Print all entries precisely as they are written.

TASK INPUTS:
|---|

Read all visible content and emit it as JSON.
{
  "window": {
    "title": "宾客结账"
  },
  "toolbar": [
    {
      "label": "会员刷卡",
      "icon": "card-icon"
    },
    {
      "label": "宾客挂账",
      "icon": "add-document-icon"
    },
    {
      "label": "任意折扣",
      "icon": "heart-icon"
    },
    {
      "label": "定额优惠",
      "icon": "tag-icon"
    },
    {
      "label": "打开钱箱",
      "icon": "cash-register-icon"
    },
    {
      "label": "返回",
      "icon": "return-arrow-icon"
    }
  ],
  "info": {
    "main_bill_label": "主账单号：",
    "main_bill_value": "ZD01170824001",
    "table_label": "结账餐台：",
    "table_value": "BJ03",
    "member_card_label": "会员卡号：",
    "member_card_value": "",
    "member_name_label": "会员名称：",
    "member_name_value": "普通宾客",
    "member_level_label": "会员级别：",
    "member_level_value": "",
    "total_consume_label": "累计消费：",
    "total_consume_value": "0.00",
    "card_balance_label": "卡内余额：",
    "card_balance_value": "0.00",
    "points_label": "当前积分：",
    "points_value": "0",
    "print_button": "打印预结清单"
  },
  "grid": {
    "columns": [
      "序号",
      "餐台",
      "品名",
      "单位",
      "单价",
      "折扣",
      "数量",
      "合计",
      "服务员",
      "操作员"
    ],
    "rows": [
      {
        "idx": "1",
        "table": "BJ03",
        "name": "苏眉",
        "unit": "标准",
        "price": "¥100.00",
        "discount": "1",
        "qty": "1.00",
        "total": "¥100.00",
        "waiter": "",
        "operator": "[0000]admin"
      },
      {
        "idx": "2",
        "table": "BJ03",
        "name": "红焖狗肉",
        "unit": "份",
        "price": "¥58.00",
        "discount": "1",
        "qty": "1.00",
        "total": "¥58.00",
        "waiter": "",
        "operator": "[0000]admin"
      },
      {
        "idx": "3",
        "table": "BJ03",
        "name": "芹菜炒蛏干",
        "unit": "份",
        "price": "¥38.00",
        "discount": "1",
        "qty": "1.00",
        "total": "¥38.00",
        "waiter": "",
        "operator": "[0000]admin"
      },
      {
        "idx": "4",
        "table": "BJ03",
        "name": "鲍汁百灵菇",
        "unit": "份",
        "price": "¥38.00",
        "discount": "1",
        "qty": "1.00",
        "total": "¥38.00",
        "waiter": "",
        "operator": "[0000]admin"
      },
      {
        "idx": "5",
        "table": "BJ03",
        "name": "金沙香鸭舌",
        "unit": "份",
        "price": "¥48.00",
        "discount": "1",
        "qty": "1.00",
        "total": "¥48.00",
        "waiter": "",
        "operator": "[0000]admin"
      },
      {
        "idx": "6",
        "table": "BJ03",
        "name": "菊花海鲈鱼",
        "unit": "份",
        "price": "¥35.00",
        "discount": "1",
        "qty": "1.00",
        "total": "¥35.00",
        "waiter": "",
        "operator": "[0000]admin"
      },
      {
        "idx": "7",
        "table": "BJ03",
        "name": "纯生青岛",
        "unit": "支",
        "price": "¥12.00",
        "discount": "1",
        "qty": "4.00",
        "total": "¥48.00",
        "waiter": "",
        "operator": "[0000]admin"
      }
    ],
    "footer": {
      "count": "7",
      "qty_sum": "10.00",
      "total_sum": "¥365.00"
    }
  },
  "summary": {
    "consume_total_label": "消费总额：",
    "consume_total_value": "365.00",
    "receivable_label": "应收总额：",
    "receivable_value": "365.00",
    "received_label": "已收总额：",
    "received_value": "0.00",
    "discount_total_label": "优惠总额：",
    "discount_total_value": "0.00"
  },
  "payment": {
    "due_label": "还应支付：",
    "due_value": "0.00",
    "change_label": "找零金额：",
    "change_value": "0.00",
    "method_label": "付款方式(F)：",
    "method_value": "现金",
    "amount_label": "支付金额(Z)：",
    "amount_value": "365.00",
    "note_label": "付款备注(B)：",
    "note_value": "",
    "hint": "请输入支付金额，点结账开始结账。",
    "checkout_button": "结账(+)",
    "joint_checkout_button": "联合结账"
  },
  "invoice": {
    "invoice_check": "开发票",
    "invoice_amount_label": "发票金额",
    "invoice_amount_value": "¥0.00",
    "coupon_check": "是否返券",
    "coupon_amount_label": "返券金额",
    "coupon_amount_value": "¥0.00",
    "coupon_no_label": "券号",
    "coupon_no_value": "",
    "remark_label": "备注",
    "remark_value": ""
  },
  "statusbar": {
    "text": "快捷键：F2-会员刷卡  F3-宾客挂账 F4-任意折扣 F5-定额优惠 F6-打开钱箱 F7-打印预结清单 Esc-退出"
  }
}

|---|

ANSWER TO THIS TASK:
Read all visible content and emit it as JSON.
{
  "window": {
    "title": "宾客结账"
  },
  "toolbar": [
    {
      "label": "会员刷卡",
      "icon": "card-icon"
    },
    {
      "label": "宾客挂账",
      "icon": "add-document-icon"
    },
    {
      "label": "任意折扣",
      "icon": "heart-icon"
    },
    {
      "label": "定额优惠",
      "icon": "tag-icon"
    },
    {
      "label": "打开钱箱",
      "icon": "cash-register-icon"
    },
    {
      "label": "返回",
      "icon": "return-arrow-icon"
    }
  ],
  "info": {
    "main_bill_label": "主账单号：",
    "main_bill_value": "ZD01170824001",
    "table_label": "结账餐台：",
    "table_value": "BJ03",
    "member_card_label": "会员卡号：",
    "member_card_value": "",
    "member_name_label": "会员名称：",
    "member_name_value": "普通宾客",
    "member_level_label": "会员级别：",
    "member_level_value": "",
    "total_consume_label": "累计消费：",
    "total_consume_value": "0.00",
    "card_balance_label": "卡内余额：",
    "card_balance_value": "0.00",
    "points_label": "当前积分：",
    "points_value": "0",
    "print_button": "打印预结清单"
  },
  "grid": {
    "columns": [
      "序号",
      "餐台",
      "品名",
      "单位",
      "单价",
      "折扣",
      "数量",
      "合计",
      "服务员",
      "操作员"
    ],
    "rows": [
      {
        "idx": "1",
        "table": "BJ03",
        "name": "苏眉",
        "unit": "标准",
        "price": "¥100.00",
        "discount": "1",
        "qty": "1.00",
        "total": "¥100.00",
        "waiter": "",
        "operator": "[0000]admin"
      },
      {
        "idx": "2",
        "table": "BJ03",
        "name": "红焖狗肉",
        "unit": "份",
        "price": "¥58.00",
        "discount": "1",
        "qty": "1.00",
        "total": "¥58.00",
        "waiter": "",
        "operator": "[0000]admin"
      },
      {
        "idx": "3",
        "table": "BJ03",
        "name": "芹菜炒蛏干",
        "unit": "份",
        "price": "¥38.00",
        "discount": "1",
        "qty": "1.00",
        "total": "¥38.00",
        "waiter": "",
        "operator": "[0000]admin"
      },
      {
        "idx": "4",
        "table": "BJ03",
        "name": "鲍汁百灵菇",
        "unit": "份",
        "price": "¥38.00",
        "discount": "1",
        "qty": "1.00",
        "total": "¥38.00",
        "waiter": "",
        "operator": "[0000]admin"
      },
      {
        "idx": "5",
        "table": "BJ03",
        "name": "金沙香鸭舌",
        "unit": "份",
        "price": "¥48.00",
        "discount": "1",
        "qty": "1.00",
        "total": "¥48.00",
        "waiter": "",
        "operator": "[0000]admin"
      },
      {
        "idx": "6",
        "table": "BJ03",
        "name": "菊花海鲈鱼",
        "unit": "份",
        "price": "¥35.00",
        "discount": "1",
        "qty": "1.00",
        "total": "¥35.00",
        "waiter": "",
        "operator": "[0000]admin"
      },
      {
        "idx": "7",
        "table": "BJ03",
        "name": "纯生青岛",
        "unit": "支",
        "price": "¥12.00",
        "discount": "1",
        "qty": "4.00",
        "total": "¥48.00",
        "waiter": "",
        "operator": "[0000]admin"
      }
    ],
    "footer": {
      "count": "7",
      "qty_sum": "10.00",
      "total_sum": "¥365.00"
    }
  },
  "summary": {
    "consume_total_label": "消费总额：",
    "consume_total_value": "365.00",
    "receivable_label": "应收总额：",
    "receivable_value": "365.00",
    "received_label": "已收总额：",
    "received_value": "0.00",
    "discount_total_label": "优惠总额：",
    "discount_total_value": "0.00"
  },
  "payment": {
    "due_label": "还应支付：",
    "due_value": "0.00",
    "change_label": "找零金额：",
    "change_value": "0.00",
    "method_label": "付款方式(F)：",
    "method_value": "现金",
    "amount_label": "支付金额(Z)：",
    "amount_value": "365.00",
    "note_label": "付款备注(B)：",
    "note_value": "",
    "hint": "请输入支付金额，点结账开始结账。",
    "checkout_button": "结账(+)",
    "joint_checkout_button": "联合结账"
  },
  "invoice": {
    "invoice_check": "开发票",
    "invoice_amount_label": "发票金额",
    "invoice_amount_value": "¥0.00",
    "coupon_check": "是否返券",
    "coupon_amount_label": "返券金额",
    "coupon_amount_value": "¥0.00",
    "coupon_no_label": "券号",
    "coupon_no_value": "",
    "remark_label": "备注",
    "remark_value": ""
  },
  "statusbar": {
    "text": "快捷键：F2-会员刷卡  F3-宾客挂账 F4-任意折扣 F5-定额优惠 F6-打开钱箱 F7-打印预结清单 Esc-退出"
  }
}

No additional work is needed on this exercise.